### TO BE DONE
What follows is a listing. Return every line of it exactly.

### TASK INPUT

□ □ □ □ □

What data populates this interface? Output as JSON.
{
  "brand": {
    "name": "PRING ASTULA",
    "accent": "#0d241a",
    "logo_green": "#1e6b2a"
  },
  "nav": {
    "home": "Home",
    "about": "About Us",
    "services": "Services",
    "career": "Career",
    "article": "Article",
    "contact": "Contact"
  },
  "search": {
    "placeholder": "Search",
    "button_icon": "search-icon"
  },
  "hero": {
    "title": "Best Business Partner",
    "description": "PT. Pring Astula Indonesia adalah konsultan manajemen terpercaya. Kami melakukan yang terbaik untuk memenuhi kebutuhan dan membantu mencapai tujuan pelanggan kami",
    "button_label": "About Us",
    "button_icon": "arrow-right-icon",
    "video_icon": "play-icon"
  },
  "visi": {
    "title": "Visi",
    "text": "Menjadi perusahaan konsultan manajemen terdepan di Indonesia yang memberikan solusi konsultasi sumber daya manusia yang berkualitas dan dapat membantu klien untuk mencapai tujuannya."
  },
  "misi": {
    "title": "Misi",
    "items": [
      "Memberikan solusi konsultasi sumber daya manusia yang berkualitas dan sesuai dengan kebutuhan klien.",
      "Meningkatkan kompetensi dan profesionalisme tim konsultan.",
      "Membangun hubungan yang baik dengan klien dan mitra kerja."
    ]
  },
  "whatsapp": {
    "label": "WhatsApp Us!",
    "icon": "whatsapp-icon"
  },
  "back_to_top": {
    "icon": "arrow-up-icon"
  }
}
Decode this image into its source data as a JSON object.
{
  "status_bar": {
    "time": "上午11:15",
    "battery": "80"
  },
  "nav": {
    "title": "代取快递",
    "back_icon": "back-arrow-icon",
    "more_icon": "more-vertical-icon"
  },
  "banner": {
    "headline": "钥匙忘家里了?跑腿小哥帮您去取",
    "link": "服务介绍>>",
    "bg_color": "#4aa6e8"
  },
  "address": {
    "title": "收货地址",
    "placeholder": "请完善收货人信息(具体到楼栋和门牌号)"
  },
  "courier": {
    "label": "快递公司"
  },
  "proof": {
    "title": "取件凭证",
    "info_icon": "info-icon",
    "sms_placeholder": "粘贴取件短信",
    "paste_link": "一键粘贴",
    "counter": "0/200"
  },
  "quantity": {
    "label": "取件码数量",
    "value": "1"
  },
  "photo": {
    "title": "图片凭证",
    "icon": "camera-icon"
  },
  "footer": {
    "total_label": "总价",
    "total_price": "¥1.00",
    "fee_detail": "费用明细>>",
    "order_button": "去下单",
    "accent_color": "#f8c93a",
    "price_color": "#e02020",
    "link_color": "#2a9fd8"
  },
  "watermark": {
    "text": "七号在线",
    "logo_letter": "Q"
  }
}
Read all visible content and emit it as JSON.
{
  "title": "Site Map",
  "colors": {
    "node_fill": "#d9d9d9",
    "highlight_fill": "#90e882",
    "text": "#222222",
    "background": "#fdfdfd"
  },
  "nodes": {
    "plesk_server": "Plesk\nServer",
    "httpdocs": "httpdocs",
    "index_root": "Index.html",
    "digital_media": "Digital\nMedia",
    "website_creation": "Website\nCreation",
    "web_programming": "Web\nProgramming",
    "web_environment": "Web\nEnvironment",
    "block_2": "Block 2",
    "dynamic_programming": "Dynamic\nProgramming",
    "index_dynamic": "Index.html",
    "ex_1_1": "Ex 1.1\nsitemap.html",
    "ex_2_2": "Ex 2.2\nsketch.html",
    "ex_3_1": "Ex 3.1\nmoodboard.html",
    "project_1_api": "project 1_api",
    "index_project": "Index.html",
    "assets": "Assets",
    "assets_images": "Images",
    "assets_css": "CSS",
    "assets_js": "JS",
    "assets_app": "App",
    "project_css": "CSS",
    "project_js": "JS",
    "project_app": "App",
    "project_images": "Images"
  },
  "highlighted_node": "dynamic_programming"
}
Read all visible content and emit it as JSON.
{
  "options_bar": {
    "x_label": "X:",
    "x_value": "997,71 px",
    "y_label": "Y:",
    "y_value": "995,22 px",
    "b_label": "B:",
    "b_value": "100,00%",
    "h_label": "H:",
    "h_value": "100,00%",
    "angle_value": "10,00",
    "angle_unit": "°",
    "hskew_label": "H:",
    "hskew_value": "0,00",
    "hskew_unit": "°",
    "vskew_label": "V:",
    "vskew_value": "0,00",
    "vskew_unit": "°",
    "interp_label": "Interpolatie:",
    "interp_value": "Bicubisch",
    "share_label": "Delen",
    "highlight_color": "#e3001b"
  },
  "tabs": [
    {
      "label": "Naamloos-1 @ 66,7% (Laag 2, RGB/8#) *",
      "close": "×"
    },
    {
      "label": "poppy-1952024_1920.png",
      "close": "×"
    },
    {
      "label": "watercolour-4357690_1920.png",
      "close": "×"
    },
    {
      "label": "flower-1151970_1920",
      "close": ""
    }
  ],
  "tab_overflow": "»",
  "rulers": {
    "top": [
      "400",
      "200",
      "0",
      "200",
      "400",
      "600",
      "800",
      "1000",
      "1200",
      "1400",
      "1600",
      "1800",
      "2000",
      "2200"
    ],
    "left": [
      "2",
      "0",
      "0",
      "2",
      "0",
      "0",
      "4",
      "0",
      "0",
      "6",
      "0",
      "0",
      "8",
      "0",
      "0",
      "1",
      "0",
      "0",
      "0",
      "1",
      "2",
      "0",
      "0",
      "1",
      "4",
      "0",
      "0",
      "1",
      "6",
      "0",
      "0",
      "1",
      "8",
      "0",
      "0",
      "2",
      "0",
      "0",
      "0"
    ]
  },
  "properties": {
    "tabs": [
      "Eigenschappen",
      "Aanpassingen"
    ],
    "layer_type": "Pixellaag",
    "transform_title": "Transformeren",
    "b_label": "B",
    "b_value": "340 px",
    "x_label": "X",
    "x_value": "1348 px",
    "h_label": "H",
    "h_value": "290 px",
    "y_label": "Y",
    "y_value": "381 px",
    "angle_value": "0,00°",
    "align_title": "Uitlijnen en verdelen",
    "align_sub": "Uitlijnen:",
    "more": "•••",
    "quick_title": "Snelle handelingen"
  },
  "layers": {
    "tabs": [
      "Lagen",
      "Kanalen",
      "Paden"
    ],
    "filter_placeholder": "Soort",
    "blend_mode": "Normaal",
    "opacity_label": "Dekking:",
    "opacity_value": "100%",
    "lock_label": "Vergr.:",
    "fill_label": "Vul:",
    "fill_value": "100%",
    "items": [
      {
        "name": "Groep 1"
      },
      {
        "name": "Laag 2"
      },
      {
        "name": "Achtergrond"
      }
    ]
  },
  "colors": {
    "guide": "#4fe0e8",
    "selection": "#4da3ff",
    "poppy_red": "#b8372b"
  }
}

□ □ □ □ □

### WORKED SOLUTION
What data populates this interface? Output as JSON.
{
  "brand": {
    "name": "PRING ASTULA",
    "accent": "#0d241a",
    "logo_green": "#1e6b2a"
  },
  "nav": {
    "home": "Home",
    "about": "About Us",
    "services": "Services",
    "career": "Career",
    "article": "Article",
    "contact": "Contact"
  },
  "search": {
    "placeholder": "Search",
    "button_icon": "search-icon"
  },
  "hero": {
    "title": "Best Business Partner",
    "description": "PT. Pring Astula Indonesia adalah konsultan manajemen terpercaya. Kami melakukan yang terbaik untuk memenuhi kebutuhan dan membantu mencapai tujuan pelanggan kami",
    "button_label": "About Us",
    "button_icon": "arrow-right-icon",
    "video_icon": "play-icon"
  },
  "visi": {
    "title": "Visi",
    "text": "Menjadi perusahaan konsultan manajemen terdepan di Indonesia yang memberikan solusi konsultasi sumber daya manusia yang berkualitas dan dapat membantu klien untuk mencapai tujuannya."
  },
  "misi": {
    "title": "Misi",
    "items": [
      "Memberikan solusi konsultasi sumber daya manusia yang berkualitas dan sesuai dengan kebutuhan klien.",
      "Meningkatkan kompetensi dan profesionalisme tim konsultan.",
      "Membangun hubungan yang baik dengan klien dan mitra kerja."
    ]
  },
  "whatsapp": {
    "label": "WhatsApp Us!",
    "icon": "whatsapp-icon"
  },
  "back_to_top": {
    "icon": "arrow-up-icon"
  }
}
Decode this image into its source data as a JSON object.
{
  "status_bar": {
    "time": "上午11:15",
    "battery": "80"
  },
  "nav": {
    "title": "代取快递",
    "back_icon": "back-arrow-icon",
    "more_icon": "more-vertical-icon"
  },
  "banner": {
    "headline": "钥匙忘家里了?跑腿小哥帮您去取",
    "link": "服务介绍>>",
    "bg_color": "#4aa6e8"
  },
  "address": {
    "title": "收货地址",
    "placeholder": "请完善收货人信息(具体到楼栋和门牌号)"
  },
  "courier": {
    "label": "快递公司"
  },
  "proof": {
    "title": "取件凭证",
    "info_icon": "info-icon",
    "sms_placeholder": "粘贴取件短信",
    "paste_link": "一键粘贴",
    "counter": "0/200"
  },
  "quantity": {
    "label": "取件码数量",
    "value": "1"
  },
  "photo": {
    "title": "图片凭证",
    "icon": "camera-icon"
  },
  "footer": {
    "total_label": "总价",
    "total_price": "¥1.00",
    "fee_detail": "费用明细>>",
    "order_button": "去下单",
    "accent_color": "#f8c93a",
    "price_color": "#e02020",
    "link_color": "#2a9fd8"
  },
  "watermark": {
    "text": "七号在线",
    "logo_letter": "Q"
  }
}
Read all visible content and emit it as JSON.
{
  "title": "Site Map",
  "colors": {
    "node_fill": "#d9d9d9",
    "highlight_fill": "#90e882",
    "text": "#222222",
    "background": "#fdfdfd"
  },
  "nodes": {
    "plesk_server": "Plesk\nServer",
    "httpdocs": "httpdocs",
    "index_root": "Index.html",
    "digital_media": "Digital\nMedia",
    "website_creation": "Website\nCreation",
    "web_programming": "Web\nProgramming",
    "web_environment": "Web\nEnvironment",
    "block_2": "Block 2",
    "dynamic_programming": "Dynamic\nProgramming",
    "index_dynamic": "Index.html",
    "ex_1_1": "Ex 1.1\nsitemap.html",
    "ex_2_2": "Ex 2.2\nsketch.html",
    "ex_3_1": "Ex 3.1\nmoodboard.html",
    "project_1_api": "project 1_api",
    "index_project": "Index.html",
    "assets": "Assets",
    "assets_images": "Images",
    "assets_css": "CSS",
    "assets_js": "JS",
    "assets_app": "App",
    "project_css": "CSS",
    "project_js": "JS",
    "project_app": "App",
    "project_images": "Images"
  },
  "highlighted_node": "dynamic_programming"
}
Read all visible content and emit it as JSON.
{
  "options_bar": {
    "x_label": "X:",
    "x_value": "997,71 px",
    "y_label": "Y:",
    "y_value": "995,22 px",
    "b_label": "B:",
    "b_value": "100,00%",
    "h_label": "H:",
    "h_value": "100,00%",
    "angle_value": "10,00",
    "angle_unit": "°",
    "hskew_label": "H:",
    "hskew_value": "0,00",
    "hskew_unit": "°",
    "vskew_label": "V:",
    "vskew_value": "0,00",
    "vskew_unit": "°",
    "interp_label": "Interpolatie:",
    "interp_value": "Bicubisch",
    "share_label": "Delen",
    "highlight_color": "#e3001b"
  },
  "tabs": [
    {
      "label": "Naamloos-1 @ 66,7% (Laag 2, RGB/8#) *",
      "close": "×"
    },
    {
      "label": "poppy-1952024_1920.png",
      "close": "×"
    },
    {
      "label": "watercolour-4357690_1920.png",
      "close": "×"
    },
    {
      "label": "flower-1151970_1920",
      "close": ""
    }
  ],
  "tab_overflow": "»",
  "rulers": {
    "top": [
      "400",
      "200",
      "0",
      "200",
      "400",
      "600",
      "800",
      "1000",
      "1200",
      "1400",
      "1600",
      "1800",
      "2000",
      "2200"
    ],
    "left": [
      "2",
      "0",
      "0",
      "2",
      "0",
      "0",
      "4",
      "0",
      "0",
      "6",
      "0",
      "0",
      "8",
      "0",
      "0",
      "1",
      "0",
      "0",
      "0",
      "1",
      "2",
      "0",
      "0",
      "1",
      "4",
      "0",
      "0",
      "1",
      "6",
      "0",
      "0",
      "1",
      "8",
      "0",
      "0",
      "2",
      "0",
      "0",
      "0"
    ]
  },
  "properties": {
    "tabs": [
      "Eigenschappen",
      "Aanpassingen"
    ],
    "layer_type": "Pixellaag",
    "transform_title": "Transformeren",
    "b_label": "B",
    "b_value": "340 px",
    "x_label": "X",
    "x_value": "1348 px",
    "h_label": "H",
    "h_value": "290 px",
    "y_label": "Y",
    "y_value": "381 px",
    "angle_value": "0,00°",
    "align_title": "Uitlijnen en verdelen",
    "align_sub": "Uitlijnen:",
    "more": "•••",
    "quick_title": "Snelle handelingen"
  },
  "layers": {
    "tabs": [
      "Lagen",
      "Kanalen",
      "Paden"
    ],
    "filter_placeholder": "Soort",
    "blend_mode": "Normaal",
    "opacity_label": "Dekking:",
    "opacity_value": "100%",
    "lock_label": "Vergr.:",
    "fill_label": "Vul:",
    "fill_value": "100%",
    "items": [
      {
        "name": "Groep 1"
      },
      {
        "name": "Laag 2"
      },
      {
        "name": "Achtergrond"
      }
    ]
  },
  "colors": {
    "guide": "#4fe0e8",
    "selection": "#4da3ff",
    "poppy_red": "#b8372b"
  }
}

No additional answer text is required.